■ Excerpt provided:
- - - -

# Hoyt Rintec-draw weight question????



## fn257 (Dec 12, 2003)

I know that it is pretty much established that turning the limb bolts a full turn results in 2-3 lbs change. I find this to be true on my 60-70 lb bows. Does this hold true for 30-40 lb bows. I bought my wife a Rintec that is 30-40. She is brand new to shooting a bow, she finally has shown interest after me shooting for many years. I figured I could turn the bolts out and get it down to 26-28 or so and then go heavier as she gains strength. I have the limb bolts turned out 5 full turns and it is only down to 34. She has to struggle too much to even begin to learn to shoot here. I am wondering if the weight change per turn is a ratio to the deflection of the limbs. 
Also, the old Hoyt manuals state to turn the bolts out 5-7 turns to press the bow(which I never do), so I guess I can turn them out at least 7 turns and she can shoot it there, seems like if you can press it there you could shoot it there.

(1)If one turn is 2.5 lbs on 70 lb limbs, is one turn 2.5 on 40 lb limbs or maybe 1.5?

(2)How many turns out can I safely go on this bow?

- - - -

■ Stored data:
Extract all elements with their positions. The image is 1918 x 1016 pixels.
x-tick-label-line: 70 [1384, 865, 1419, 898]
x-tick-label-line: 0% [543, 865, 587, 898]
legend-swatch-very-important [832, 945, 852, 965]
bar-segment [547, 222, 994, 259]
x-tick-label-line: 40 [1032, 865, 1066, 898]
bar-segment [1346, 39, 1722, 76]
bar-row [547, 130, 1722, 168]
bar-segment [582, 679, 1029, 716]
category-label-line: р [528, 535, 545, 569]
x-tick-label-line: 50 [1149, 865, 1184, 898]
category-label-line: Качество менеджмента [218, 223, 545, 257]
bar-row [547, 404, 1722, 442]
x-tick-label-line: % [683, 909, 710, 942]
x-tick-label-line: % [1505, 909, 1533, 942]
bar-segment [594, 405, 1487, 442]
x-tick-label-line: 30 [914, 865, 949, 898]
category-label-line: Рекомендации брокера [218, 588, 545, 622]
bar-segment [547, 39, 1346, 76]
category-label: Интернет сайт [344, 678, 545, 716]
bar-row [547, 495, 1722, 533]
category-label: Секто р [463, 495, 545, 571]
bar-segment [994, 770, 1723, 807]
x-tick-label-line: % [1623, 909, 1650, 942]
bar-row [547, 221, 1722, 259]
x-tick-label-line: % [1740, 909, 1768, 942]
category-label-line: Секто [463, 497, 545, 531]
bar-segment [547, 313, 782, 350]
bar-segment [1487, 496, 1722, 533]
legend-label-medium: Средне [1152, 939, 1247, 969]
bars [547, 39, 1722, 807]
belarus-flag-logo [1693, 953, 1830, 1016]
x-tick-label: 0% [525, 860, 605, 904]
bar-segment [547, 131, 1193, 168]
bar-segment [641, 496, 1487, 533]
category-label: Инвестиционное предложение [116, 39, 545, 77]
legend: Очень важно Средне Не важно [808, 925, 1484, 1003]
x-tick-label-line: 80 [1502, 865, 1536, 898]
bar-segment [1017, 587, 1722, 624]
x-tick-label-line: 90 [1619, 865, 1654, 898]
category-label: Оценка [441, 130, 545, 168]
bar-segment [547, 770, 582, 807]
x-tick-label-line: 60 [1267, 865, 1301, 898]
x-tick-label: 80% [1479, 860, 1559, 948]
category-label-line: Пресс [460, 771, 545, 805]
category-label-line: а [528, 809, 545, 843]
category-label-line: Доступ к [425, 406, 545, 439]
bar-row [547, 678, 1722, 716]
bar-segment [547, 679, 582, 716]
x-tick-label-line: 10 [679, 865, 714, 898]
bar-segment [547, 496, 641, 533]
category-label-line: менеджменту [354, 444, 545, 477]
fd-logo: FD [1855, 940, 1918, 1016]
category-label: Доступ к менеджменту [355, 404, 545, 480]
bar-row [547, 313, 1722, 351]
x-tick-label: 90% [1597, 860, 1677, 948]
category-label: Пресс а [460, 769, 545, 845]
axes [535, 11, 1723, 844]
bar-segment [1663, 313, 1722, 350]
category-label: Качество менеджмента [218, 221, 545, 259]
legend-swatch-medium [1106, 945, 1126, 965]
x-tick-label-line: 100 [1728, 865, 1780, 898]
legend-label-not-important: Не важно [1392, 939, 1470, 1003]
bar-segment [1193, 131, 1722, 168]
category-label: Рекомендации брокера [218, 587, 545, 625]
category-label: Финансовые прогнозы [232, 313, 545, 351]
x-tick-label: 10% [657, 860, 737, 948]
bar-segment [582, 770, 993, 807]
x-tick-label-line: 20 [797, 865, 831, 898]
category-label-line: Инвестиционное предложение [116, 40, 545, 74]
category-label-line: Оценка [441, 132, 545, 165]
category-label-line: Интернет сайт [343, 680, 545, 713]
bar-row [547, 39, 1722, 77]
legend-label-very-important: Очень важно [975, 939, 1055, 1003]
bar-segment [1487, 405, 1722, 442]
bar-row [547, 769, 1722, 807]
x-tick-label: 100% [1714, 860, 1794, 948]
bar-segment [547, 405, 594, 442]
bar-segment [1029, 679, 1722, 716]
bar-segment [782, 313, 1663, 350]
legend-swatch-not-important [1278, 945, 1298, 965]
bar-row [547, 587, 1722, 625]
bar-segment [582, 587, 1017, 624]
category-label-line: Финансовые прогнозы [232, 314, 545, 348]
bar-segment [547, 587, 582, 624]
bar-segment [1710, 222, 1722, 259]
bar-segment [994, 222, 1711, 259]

- - - -

■ Task to carry out: Reproduce the stretch from "Also, the old" through "shoot it there." in the forum post on Hoyt Rintec draw weight, changing "manuals" to "instruction booklets".

■ Exercise answer:
Also, the old Hoyt instruction booklets state to turn the bolts out 5-7 turns to press the bow(which I never do), so I guess I can turn them out at least 7 turns and she can shoot it there, seems like if you can press it there you could shoot it there.